Task directions. Skip the pictures. Transcribe the rest of the data below without changing a word.

Information supplied.
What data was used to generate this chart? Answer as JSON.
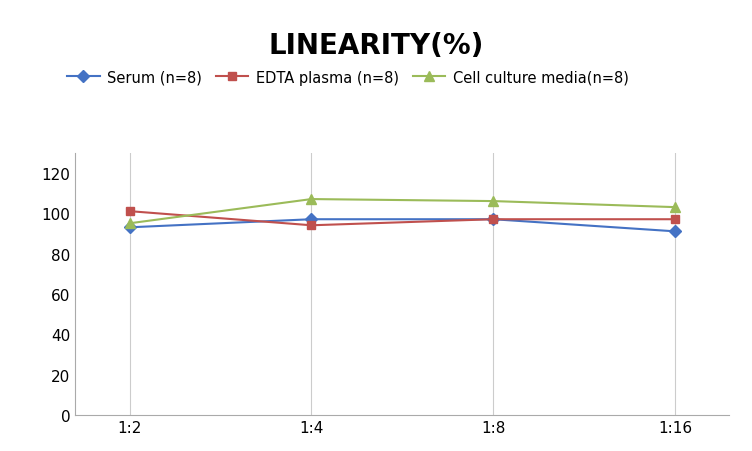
{
  "title": "LINEARITY(%)",
  "x_labels": [
    "1:2",
    "1:4",
    "1:8",
    "1:16"
  ],
  "x_positions": [
    0,
    1,
    2,
    3
  ],
  "series": [
    {
      "label": "Serum (n=8)",
      "values": [
        93,
        97,
        97,
        91
      ],
      "color": "#4472C4",
      "marker": "D",
      "marker_size": 6
    },
    {
      "label": "EDTA plasma (n=8)",
      "values": [
        101,
        94,
        97,
        97
      ],
      "color": "#C0504D",
      "marker": "s",
      "marker_size": 6
    },
    {
      "label": "Cell culture media(n=8)",
      "values": [
        95,
        107,
        106,
        103
      ],
      "color": "#9BBB59",
      "marker": "^",
      "marker_size": 7
    }
  ],
  "ylim": [
    0,
    130
  ],
  "yticks": [
    0,
    20,
    40,
    60,
    80,
    100,
    120
  ],
  "background_color": "#ffffff",
  "grid_color": "#cccccc",
  "title_fontsize": 20,
  "legend_fontsize": 10.5,
  "tick_fontsize": 11
}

Solution for this task.
What data was used to generate this chart? Answer as JSON.
{
  "title": "LINEARITY(%)",
  "x_labels": [
    "1:2",
    "1:4",
    "1:8",
    "1:16"
  ],
  "x_positions": [
    0,
    1,
    2,
    3
  ],
  "series": [
    {
      "label": "Serum (n=8)",
      "values": [
        93,
        97,
        97,
        91
      ],
      "color": "#4472C4",
      "marker": "D",
      "marker_size": 6
    },
    {
      "label": "EDTA plasma (n=8)",
      "values": [
        101,
        94,
        97,
        97
      ],
      "color": "#C0504D",
      "marker": "s",
      "marker_size": 6
    },
    {
      "label": "Cell culture media(n=8)",
      "values": [
        95,
        107,
        106,
        103
      ],
      "color": "#9BBB59",
      "marker": "^",
      "marker_size": 7
    }
  ],
  "ylim": [
    0,
    130
  ],
  "yticks": [
    0,
    20,
    40,
    60,
    80,
    100,
    120
  ],
  "background_color": "#ffffff",
  "grid_color": "#cccccc",
  "title_fontsize": 20,
  "legend_fontsize": 10.5,
  "tick_fontsize": 11
}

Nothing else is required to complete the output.